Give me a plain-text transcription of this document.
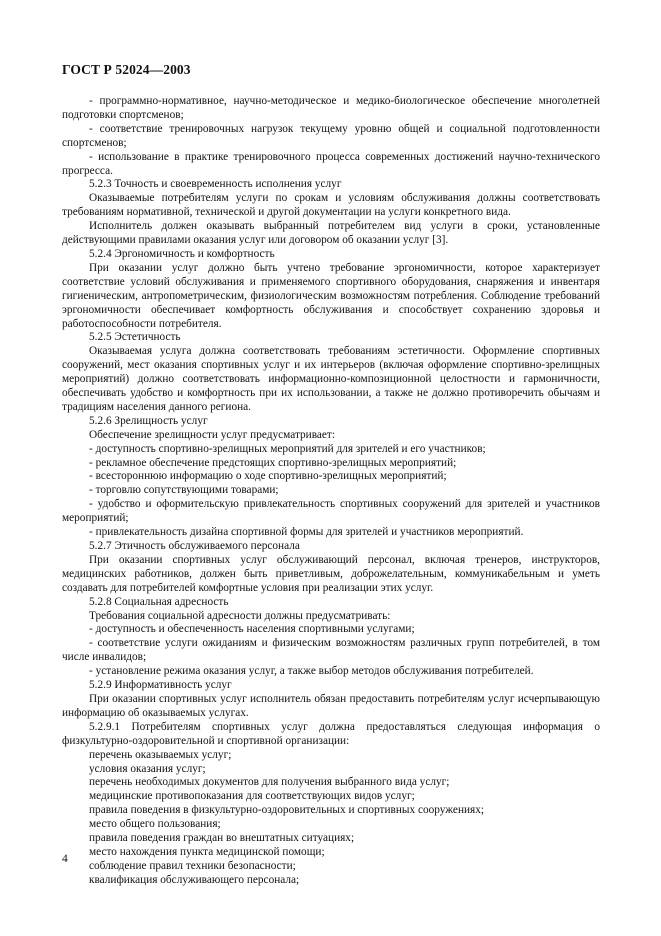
ГОСТ Р 52024—2003

- программно-нормативное, научно-методическое и медико-биологическое обеспечение многолетней подготовки спортсменов;

- соответствие тренировочных нагрузок текущему уровню общей и социальной подготовленности спортсменов;

- использование в практике тренировочного процесса современных достижений научно-технического прогресса.

5.2.3 Точность и своевременность исполнения услуг

Оказываемые потребителям услуги по срокам и условиям обслуживания должны соответствовать требованиям нормативной, технической и другой документации на услуги конкретного вида.

Исполнитель должен оказывать выбранный потребителем вид услуги в сроки, установленные действующими правилами оказания услуг или договором об оказании услуг [3].

5.2.4 Эргономичность и комфортность

При оказании услуг должно быть учтено требование эргономичности, которое характеризует соответствие условий обслуживания и применяемого спортивного оборудования, снаряжения и инвентаря гигиеническим, антропометрическим, физиологическим возможностям потребления. Соблюдение требований эргономичности обеспечивает комфортность обслуживания и способствует сохранению здоровья и работоспособности потребителя.

5.2.5 Эстетичность

Оказываемая услуга должна соответствовать требованиям эстетичности. Оформление спортивных сооружений, мест оказания спортивных услуг и их интерьеров (включая оформление спортивно-зрелищных мероприятий) должно соответствовать информационно-композиционной целостности и гармоничности, обеспечивать удобство и комфортность при их использовании, а также не должно противоречить обычаям и традициям населения данного региона.

5.2.6 Зрелищность услуг

Обеспечение зрелищности услуг предусматривает:

- доступность спортивно-зрелищных мероприятий для зрителей и его участников;

- рекламное обеспечение предстоящих спортивно-зрелищных мероприятий;

- всестороннюю информацию о ходе спортивно-зрелищных мероприятий;

- торговлю сопутствующими товарами;

- удобство и оформительскую привлекательность спортивных сооружений для зрителей и участников мероприятий;

- привлекательность дизайна спортивной формы для зрителей и участников мероприятий.

5.2.7 Этичность обслуживаемого персонала

При оказании спортивных услуг обслуживающий персонал, включая тренеров, инструкторов, медицинских работников, должен быть приветливым, доброжелательным, коммуникабельным и уметь создавать для потребителей комфортные условия при реализации этих услуг.

5.2.8 Социальная адресность

Требования социальной адресности должны предусматривать:

- доступность и обеспеченность населения спортивными услугами;

- соответствие услуги ожиданиям и физическим возможностям различных групп потребителей, в том числе инвалидов;

- установление режима оказания услуг, а также выбор методов обслуживания потребителей.

5.2.9 Информативность услуг

При оказании спортивных услуг исполнитель обязан предоставить потребителям услуг исчерпывающую информацию об оказываемых услугах.

5.2.9.1 Потребителям спортивных услуг должна предоставляться следующая информация о физкультурно-оздоровительной и спортивной организации:

перечень оказываемых услуг;

условия оказания услуг;

перечень необходимых документов для получения выбранного вида услуг;

медицинские противопоказания для соответствующих видов услуг;

правила поведения в физкультурно-оздоровительных и спортивных сооружениях;

место общего пользования;

правила поведения граждан во внештатных ситуациях;

место нахождения пункта медицинской помощи;

соблюдение правил техники безопасности;

квалификация обслуживающего персонала;

4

### Short exercise:
From the material above, count the lines that include "социальной" and give only the total.

### Correct result:
2